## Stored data
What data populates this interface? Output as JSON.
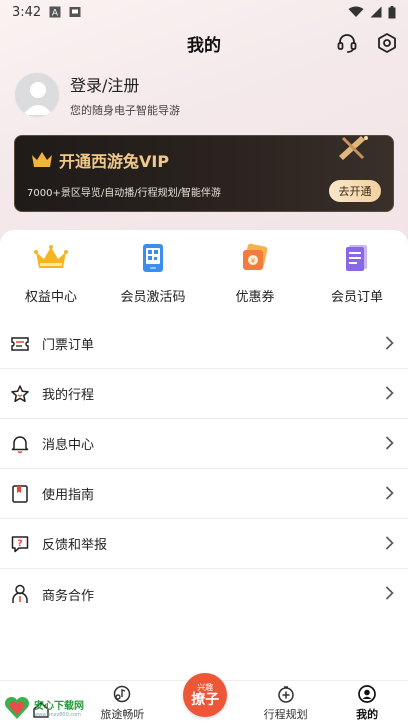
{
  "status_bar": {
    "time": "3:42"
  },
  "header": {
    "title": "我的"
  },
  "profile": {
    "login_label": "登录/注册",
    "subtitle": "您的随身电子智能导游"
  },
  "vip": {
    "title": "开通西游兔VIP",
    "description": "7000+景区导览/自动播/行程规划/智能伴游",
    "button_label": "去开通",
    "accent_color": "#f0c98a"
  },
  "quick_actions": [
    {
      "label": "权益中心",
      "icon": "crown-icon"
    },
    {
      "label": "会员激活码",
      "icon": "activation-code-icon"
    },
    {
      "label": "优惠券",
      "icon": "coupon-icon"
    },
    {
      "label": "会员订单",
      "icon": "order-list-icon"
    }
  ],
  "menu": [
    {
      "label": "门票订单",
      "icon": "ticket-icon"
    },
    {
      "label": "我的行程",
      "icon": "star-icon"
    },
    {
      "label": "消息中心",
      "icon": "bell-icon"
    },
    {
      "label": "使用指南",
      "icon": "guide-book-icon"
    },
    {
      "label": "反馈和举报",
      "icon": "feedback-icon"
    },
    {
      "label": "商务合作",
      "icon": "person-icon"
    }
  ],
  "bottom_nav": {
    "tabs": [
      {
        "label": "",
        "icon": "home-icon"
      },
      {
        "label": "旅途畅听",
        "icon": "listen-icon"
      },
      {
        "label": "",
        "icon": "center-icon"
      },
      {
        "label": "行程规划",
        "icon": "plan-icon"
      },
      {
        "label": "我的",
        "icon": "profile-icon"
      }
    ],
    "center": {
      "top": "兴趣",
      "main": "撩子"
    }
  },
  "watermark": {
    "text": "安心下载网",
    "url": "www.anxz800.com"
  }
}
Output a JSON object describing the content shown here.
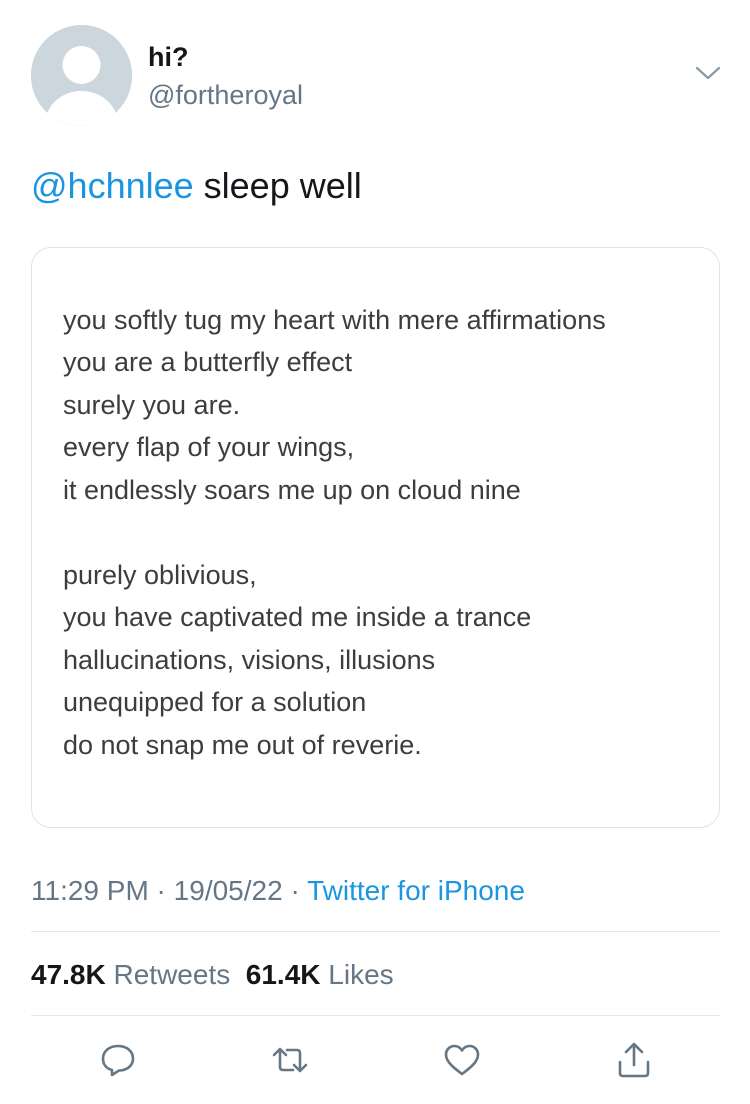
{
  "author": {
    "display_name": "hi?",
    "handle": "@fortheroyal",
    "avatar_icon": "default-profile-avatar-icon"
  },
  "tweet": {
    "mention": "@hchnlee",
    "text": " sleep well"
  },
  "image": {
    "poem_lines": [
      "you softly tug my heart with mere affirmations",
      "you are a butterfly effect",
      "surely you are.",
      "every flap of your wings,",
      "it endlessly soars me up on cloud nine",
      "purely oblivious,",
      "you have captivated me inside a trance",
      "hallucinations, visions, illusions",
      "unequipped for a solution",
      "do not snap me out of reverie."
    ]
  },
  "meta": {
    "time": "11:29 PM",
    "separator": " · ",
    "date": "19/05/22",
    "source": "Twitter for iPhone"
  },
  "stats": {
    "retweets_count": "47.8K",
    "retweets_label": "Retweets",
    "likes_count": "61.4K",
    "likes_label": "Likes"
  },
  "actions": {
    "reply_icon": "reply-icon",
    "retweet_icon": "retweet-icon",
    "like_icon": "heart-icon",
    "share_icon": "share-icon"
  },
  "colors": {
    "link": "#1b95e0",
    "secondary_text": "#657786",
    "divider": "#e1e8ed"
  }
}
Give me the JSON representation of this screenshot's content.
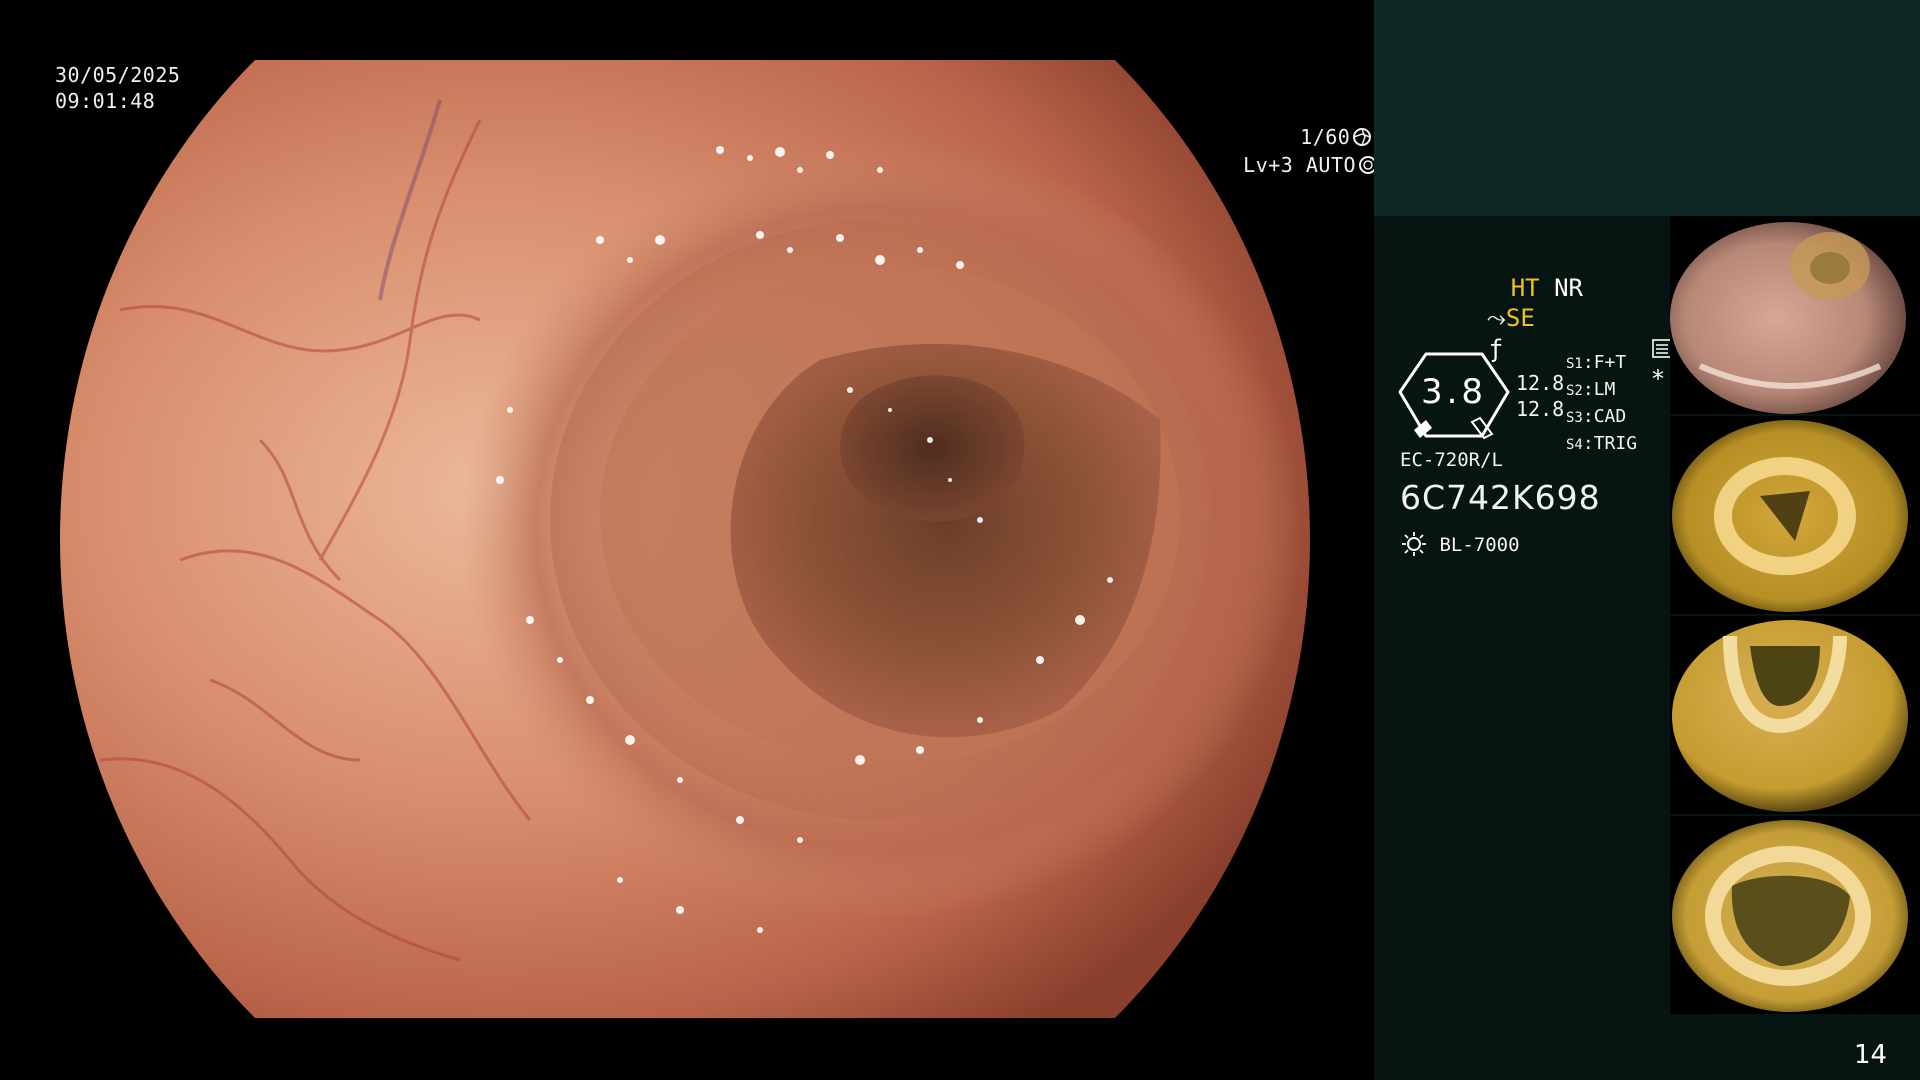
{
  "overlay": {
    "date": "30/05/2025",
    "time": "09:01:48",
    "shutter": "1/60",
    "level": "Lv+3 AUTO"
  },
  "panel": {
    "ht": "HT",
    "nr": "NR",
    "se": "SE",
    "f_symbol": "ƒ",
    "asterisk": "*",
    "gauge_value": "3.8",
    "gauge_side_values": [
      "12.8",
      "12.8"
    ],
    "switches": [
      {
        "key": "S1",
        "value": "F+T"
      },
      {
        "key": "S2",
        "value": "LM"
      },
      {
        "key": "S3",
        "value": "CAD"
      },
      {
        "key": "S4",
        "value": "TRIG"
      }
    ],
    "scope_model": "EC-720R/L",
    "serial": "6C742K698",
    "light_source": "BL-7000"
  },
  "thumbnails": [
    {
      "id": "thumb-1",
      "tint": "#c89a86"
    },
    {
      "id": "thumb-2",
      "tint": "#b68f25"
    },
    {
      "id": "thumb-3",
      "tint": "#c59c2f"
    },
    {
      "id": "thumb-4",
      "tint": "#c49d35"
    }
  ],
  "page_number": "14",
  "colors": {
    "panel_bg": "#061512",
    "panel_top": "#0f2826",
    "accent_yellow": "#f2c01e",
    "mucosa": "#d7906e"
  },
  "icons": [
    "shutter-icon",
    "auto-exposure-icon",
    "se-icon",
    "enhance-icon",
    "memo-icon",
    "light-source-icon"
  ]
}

## Task brief
Retype the data above exactly; pictures are not part of the copy.

## Full solution
What data populates this interface? Output as JSON.
{
  "status_bar": {
    "time": "3:42"
  },
  "header": {
    "title": "我的"
  },
  "profile": {
    "login_label": "登录/注册",
    "subtitle": "您的随身电子智能导游"
  },
  "vip": {
    "title": "开通西游兔VIP",
    "description": "7000+景区导览/自动播/行程规划/智能伴游",
    "button_label": "去开通",
    "accent_color": "#f0c98a"
  },
  "quick_actions": [
    {
      "label": "权益中心",
      "icon": "crown-icon"
    },
    {
      "label": "会员激活码",
      "icon": "activation-code-icon"
    },
    {
      "label": "优惠券",
      "icon": "coupon-icon"
    },
    {
      "label": "会员订单",
      "icon": "order-list-icon"
    }
  ],
  "menu": [
    {
      "label": "门票订单",
      "icon": "ticket-icon"
    },
    {
      "label": "我的行程",
      "icon": "star-icon"
    },
    {
      "label": "消息中心",
      "icon": "bell-icon"
    },
    {
      "label": "使用指南",
      "icon": "guide-book-icon"
    },
    {
      "label": "反馈和举报",
      "icon": "feedback-icon"
    },
    {
      "label": "商务合作",
      "icon": "person-icon"
    }
  ],
  "bottom_nav": {
    "tabs": [
      {
        "label": "",
        "icon": "home-icon"
      },
      {
        "label": "旅途畅听",
        "icon": "listen-icon"
      },
      {
        "label": "",
        "icon": "center-icon"
      },
      {
        "label": "行程规划",
        "icon": "plan-icon"
      },
      {
        "label": "我的",
        "icon": "profile-icon"
      }
    ],
    "center": {
      "top": "兴趣",
      "main": "撩子"
    }
  },
  "watermark": {
    "text": "安心下载网",
    "url": "www.anxz800.com"
  }
}
Output a JSON object describing the content shown here.
{
  "author": {
    "display_name": "hi?",
    "handle": "@fortheroyal",
    "avatar_icon": "default-profile-avatar-icon"
  },
  "tweet": {
    "mention": "@hchnlee",
    "text": " sleep well"
  },
  "image": {
    "poem_lines": [
      "you softly tug my heart with mere affirmations",
      "you are a butterfly effect",
      "surely you are.",
      "every flap of your wings,",
      "it endlessly soars me up on cloud nine",
      "purely oblivious,",
      "you have captivated me inside a trance",
      "hallucinations, visions, illusions",
      "unequipped for a solution",
      "do not snap me out of reverie."
    ]
  },
  "meta": {
    "time": "11:29 PM",
    "separator": " · ",
    "date": "19/05/22",
    "source": "Twitter for iPhone"
  },
  "stats": {
    "retweets_count": "47.8K",
    "retweets_label": "Retweets",
    "likes_count": "61.4K",
    "likes_label": "Likes"
  },
  "actions": {
    "reply_icon": "reply-icon",
    "retweet_icon": "retweet-icon",
    "like_icon": "heart-icon",
    "share_icon": "share-icon"
  },
  "colors": {
    "link": "#1b95e0",
    "secondary_text": "#657786",
    "divider": "#e1e8ed"
  }
}
Give me the JSON representation of this screenshot's content.
{
  "overlay": {
    "date": "30/05/2025",
    "time": "09:01:48",
    "shutter": "1/60",
    "level": "Lv+3 AUTO"
  },
  "panel": {
    "ht": "HT",
    "nr": "NR",
    "se": "SE",
    "f_symbol": "ƒ",
    "asterisk": "*",
    "gauge_value": "3.8",
    "gauge_side_values": [
      "12.8",
      "12.8"
    ],
    "switches": [
      {
        "key": "S1",
        "value": "F+T"
      },
      {
        "key": "S2",
        "value": "LM"
      },
      {
        "key": "S3",
        "value": "CAD"
      },
      {
        "key": "S4",
        "value": "TRIG"
      }
    ],
    "scope_model": "EC-720R/L",
    "serial": "6C742K698",
    "light_source": "BL-7000"
  },
  "thumbnails": [
    {
      "id": "thumb-1",
      "tint": "#c89a86"
    },
    {
      "id": "thumb-2",
      "tint": "#b68f25"
    },
    {
      "id": "thumb-3",
      "tint": "#c59c2f"
    },
    {
      "id": "thumb-4",
      "tint": "#c49d35"
    }
  ],
  "page_number": "14",
  "colors": {
    "panel_bg": "#061512",
    "panel_top": "#0f2826",
    "accent_yellow": "#f2c01e",
    "mucosa": "#d7906e"
  },
  "icons": [
    "shutter-icon",
    "auto-exposure-icon",
    "se-icon",
    "enhance-icon",
    "memo-icon",
    "light-source-icon"
  ]
}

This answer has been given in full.